• _Document segment_
-.-.-

Wouldn't you be covered by the supply of goods & services?
 

Norm

Guest
I'd have thought that your final payment was agreed at the time you "aquired" the bike. You had at that point entered into a legal agreement...
And still this rubbish infests the boards.

If the final payment is agreed at the time that the bike is acquired, it is a hire purchase scheme, not a rental scheme, and you cannot benefit from the C2W tax advantages.
 

jonny jeez

Legendary Member
One thing is for sure, the C2w Scheme is very poorly defined to the average man in the street. If it weren't for the likes of Norm I'd have no clue where to start, how to facilitate or what the actual benifit to myself and the employer would be.

I couldnt find a "single" source of info for the average Joe.
 
OP
OP
pshore

pshore

Well-Known Member
One thing is for sure, the C2w Scheme is very poorly defined to the average man in the street.

Yep. For most it is too complicated. It is quite a complex financial transaction with many pitfalls. I am not surprised your employer has to be registered with the FSA over £1000.

No wonder businesses complain about too much red tape.
 
OP
OP
pshore

pshore

Well-Known Member
1502145 said:
That is not right. It should either be x% of the gross purchase price (VAT Inclusive) or x% + VAT of the net purchase price (VAT Ex). See EIM21667a and scroll down to
"It is acceptable to use the VAT exclusive amount in calculating the original price of the cycle. However, where the valuation percentage is applied to a VAT exclusive amount, VAT will need to be added to the result in order to arrive at the acceptable market value. This must be done regardless of whether or not the employer is VAT-registered. For example, if the original price net of VAT was £400, then whilst the VAT rate is 17.5%, the acceptable` market value at 2 years old will be £61. ((£400 x 13%) + (VAT at 17.5% x £52) = £52 + £9 = £61)."

-.-.-

• _Entries shown_
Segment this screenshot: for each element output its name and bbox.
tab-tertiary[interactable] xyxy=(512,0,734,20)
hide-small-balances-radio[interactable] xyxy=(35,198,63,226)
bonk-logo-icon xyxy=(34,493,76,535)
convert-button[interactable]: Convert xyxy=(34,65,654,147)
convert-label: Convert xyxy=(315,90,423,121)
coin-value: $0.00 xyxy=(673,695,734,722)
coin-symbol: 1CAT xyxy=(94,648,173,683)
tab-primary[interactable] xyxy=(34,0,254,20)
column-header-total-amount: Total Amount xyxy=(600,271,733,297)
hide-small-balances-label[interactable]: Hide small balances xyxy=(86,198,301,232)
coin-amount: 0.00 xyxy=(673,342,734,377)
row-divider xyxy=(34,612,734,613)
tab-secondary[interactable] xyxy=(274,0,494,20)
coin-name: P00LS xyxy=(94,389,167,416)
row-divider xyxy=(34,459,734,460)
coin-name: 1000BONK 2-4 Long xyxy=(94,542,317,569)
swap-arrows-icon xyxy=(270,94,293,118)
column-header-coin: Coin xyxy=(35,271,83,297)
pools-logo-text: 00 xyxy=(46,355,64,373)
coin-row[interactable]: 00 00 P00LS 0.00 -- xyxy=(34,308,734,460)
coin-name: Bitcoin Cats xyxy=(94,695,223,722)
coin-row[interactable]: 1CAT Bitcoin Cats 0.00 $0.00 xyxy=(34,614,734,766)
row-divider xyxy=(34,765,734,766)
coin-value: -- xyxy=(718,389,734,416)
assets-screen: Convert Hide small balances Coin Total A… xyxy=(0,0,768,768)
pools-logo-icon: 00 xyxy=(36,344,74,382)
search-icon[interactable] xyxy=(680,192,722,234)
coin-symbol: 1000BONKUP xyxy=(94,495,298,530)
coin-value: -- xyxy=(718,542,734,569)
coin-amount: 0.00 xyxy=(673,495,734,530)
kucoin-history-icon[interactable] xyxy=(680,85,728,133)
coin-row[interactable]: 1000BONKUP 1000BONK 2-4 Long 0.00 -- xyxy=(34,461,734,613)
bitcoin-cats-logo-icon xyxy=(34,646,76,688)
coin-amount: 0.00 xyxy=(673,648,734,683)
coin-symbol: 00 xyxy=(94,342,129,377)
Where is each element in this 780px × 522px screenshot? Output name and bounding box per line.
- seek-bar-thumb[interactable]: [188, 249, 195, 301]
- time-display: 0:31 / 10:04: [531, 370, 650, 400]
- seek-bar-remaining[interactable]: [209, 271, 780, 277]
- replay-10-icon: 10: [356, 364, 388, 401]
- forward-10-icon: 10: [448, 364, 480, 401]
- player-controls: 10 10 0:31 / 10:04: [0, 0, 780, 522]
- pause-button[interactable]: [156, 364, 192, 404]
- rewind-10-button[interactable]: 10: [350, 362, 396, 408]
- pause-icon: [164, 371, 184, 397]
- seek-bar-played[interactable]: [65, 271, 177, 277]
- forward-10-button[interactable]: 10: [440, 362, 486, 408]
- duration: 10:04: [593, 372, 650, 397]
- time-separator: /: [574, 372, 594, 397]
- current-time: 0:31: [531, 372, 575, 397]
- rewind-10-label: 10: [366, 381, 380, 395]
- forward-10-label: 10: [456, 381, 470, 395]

-.-.-

• _Actions to take_
(1) Revise the forum thread on the cycle-to-work scheme, starting with "Legendary Member" and going on through "employer would be.", and put "the ordinary person" wherever "the average man in the street" appears.
(2) Answer these questions from the forum thread on the cycle-to-work scheme:
(a) What kind of scheme is it if the final payment is agreed at the time the bike is acquired?
(b) What member title is shown for jonny jeez?
(c) In the quoted example with an original price of £400 net of VAT, what is the acceptable market value at 2 years old?

• _Exercise solutions_
(1)
Legendary Member
One thing is for sure, the C2w Scheme is very poorly defined to the ordinary person. If it weren't for the likes of Norm I'd have no clue where to start, how to facilitate or what the actual benifit to myself and the employer would be.

(2)
(a) A hire purchase scheme, not a rental scheme.
(b) Legendary Member.
(c) £61.